● Article:
(A preliminary report)

(Part 2 of 3)



Copyright © 1996


1. This study which is a first attempt by the author, does not provide a complete translation of the inscription from Lemnos. The meaning of few words still need to be determined. I am hoping that this will be filled in by linguists. Although, not all of the words in the text of the inscription are recognizable at this time, however, those which are recognizable are definitely Altaic words and are unquestionably Turkic.

2. The words No. 1 and No. 23 represent the name of the deceased man talked about in the inscription. It is read as 'HaTaPASE' in word No. 1 and as 'HaTaPASaQIS' in word No. 23. It seems that the word No. 23 is an Hellenized version of the No. 1. The name becomes clearer when we remove the word ending '-qis' in the second word which becomes 'Hatapasa' indicating that it is the same as 'Hatapase' in word No. 1. The Hellenic suffix '-QIS' or '-KIS' in the word 'HaTaPASaQIS' is an indication that the assumed values of ' Q', ' I ' and ' S' for the corresponding letters in the inscription are correct.

● Request 1: From the report on the Lemnos inscription, print the passage that begins at the words "(Part 2 of 3)" and ends after the words "are unquestionably Turkic.", reproducing it word for word.

● Material for this exercise:
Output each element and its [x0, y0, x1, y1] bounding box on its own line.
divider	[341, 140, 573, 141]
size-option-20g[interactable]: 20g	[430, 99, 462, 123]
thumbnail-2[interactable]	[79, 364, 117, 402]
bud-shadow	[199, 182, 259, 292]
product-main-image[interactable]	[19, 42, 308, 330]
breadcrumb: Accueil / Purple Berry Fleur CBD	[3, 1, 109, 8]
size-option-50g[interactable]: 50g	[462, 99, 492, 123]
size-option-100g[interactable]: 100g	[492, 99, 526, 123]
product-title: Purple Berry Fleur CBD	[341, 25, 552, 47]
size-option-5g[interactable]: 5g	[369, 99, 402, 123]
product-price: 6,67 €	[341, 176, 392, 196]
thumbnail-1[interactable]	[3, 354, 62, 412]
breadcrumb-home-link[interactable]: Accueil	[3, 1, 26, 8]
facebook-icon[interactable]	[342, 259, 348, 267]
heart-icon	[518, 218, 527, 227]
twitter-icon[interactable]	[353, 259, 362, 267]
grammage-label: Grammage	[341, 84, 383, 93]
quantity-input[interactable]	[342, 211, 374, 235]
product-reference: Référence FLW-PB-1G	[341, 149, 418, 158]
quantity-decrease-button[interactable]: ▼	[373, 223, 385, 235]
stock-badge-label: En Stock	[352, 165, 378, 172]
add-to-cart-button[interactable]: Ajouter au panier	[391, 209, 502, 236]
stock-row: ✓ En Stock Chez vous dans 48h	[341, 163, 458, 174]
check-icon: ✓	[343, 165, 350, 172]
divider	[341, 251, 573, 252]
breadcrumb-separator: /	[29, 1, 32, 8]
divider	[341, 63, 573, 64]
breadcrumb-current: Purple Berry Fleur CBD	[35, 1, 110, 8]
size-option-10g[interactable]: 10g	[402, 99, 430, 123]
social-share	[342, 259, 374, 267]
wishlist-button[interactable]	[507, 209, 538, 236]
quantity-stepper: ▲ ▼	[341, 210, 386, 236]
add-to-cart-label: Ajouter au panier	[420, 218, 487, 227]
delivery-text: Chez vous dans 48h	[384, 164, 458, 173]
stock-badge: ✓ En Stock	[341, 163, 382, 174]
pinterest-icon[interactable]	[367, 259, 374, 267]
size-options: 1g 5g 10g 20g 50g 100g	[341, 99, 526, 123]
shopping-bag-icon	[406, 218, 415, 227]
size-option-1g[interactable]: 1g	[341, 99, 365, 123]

● Request 2: Output the entries from the first line through the line containing "42, 308, 330]", copying each line unchanged.

● Finished answer 1:
(Part 2 of 3)



Copyright © 1996


1. This study which is a first attempt by the author, does not provide a complete translation of the inscription from Lemnos. The meaning of few words still need to be determined. I am hoping that this will be filled in by linguists. Although, not all of the words in the text of the inscription are recognizable at this time, however, those which are recognizable are definitely Altaic words and are unquestionably Turkic.

● Finished answer 2:
Output each element and its [x0, y0, x1, y1] bounding box on its own line.
divider	[341, 140, 573, 141]
size-option-20g[interactable]: 20g	[430, 99, 462, 123]
thumbnail-2[interactable]	[79, 364, 117, 402]
bud-shadow	[199, 182, 259, 292]
product-main-image[interactable]	[19, 42, 308, 330]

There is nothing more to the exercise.